━━ Dataset records ━━

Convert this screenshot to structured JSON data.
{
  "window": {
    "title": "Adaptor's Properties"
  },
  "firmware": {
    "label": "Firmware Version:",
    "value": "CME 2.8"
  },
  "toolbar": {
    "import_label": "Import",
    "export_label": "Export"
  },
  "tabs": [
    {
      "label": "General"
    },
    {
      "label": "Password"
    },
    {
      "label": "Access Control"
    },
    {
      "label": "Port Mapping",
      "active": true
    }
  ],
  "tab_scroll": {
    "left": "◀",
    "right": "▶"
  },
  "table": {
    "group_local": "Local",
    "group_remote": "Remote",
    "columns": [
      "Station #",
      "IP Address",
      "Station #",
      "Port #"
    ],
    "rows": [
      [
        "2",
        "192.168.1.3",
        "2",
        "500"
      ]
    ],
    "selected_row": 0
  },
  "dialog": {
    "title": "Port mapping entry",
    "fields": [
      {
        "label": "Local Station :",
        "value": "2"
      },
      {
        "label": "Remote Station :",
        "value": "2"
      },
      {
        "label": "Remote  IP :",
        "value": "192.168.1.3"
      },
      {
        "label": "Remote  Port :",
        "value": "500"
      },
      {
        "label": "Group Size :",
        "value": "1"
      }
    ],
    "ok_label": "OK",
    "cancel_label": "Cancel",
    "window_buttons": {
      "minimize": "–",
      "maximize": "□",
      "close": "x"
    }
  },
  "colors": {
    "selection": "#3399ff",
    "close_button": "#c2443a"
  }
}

━━━

Requirements> Extract all lines as given.

Correct answer>
Convert this screenshot to structured JSON data.
{
  "window": {
    "title": "Adaptor's Properties"
  },
  "firmware": {
    "label": "Firmware Version:",
    "value": "CME 2.8"
  },
  "toolbar": {
    "import_label": "Import",
    "export_label": "Export"
  },
  "tabs": [
    {
      "label": "General"
    },
    {
      "label": "Password"
    },
    {
      "label": "Access Control"
    },
    {
      "label": "Port Mapping",
      "active": true
    }
  ],
  "tab_scroll": {
    "left": "◀",
    "right": "▶"
  },
  "table": {
    "group_local": "Local",
    "group_remote": "Remote",
    "columns": [
      "Station #",
      "IP Address",
      "Station #",
      "Port #"
    ],
    "rows": [
      [
        "2",
        "192.168.1.3",
        "2",
        "500"
      ]
    ],
    "selected_row": 0
  },
  "dialog": {
    "title": "Port mapping entry",
    "fields": [
      {
        "label": "Local Station :",
        "value": "2"
      },
      {
        "label": "Remote Station :",
        "value": "2"
      },
      {
        "label": "Remote  IP :",
        "value": "192.168.1.3"
      },
      {
        "label": "Remote  Port :",
        "value": "500"
      },
      {
        "label": "Group Size :",
        "value": "1"
      }
    ],
    "ok_label": "OK",
    "cancel_label": "Cancel",
    "window_buttons": {
      "minimize": "–",
      "maximize": "□",
      "close": "x"
    }
  },
  "colors": {
    "selection": "#3399ff",
    "close_button": "#c2443a"
  }
}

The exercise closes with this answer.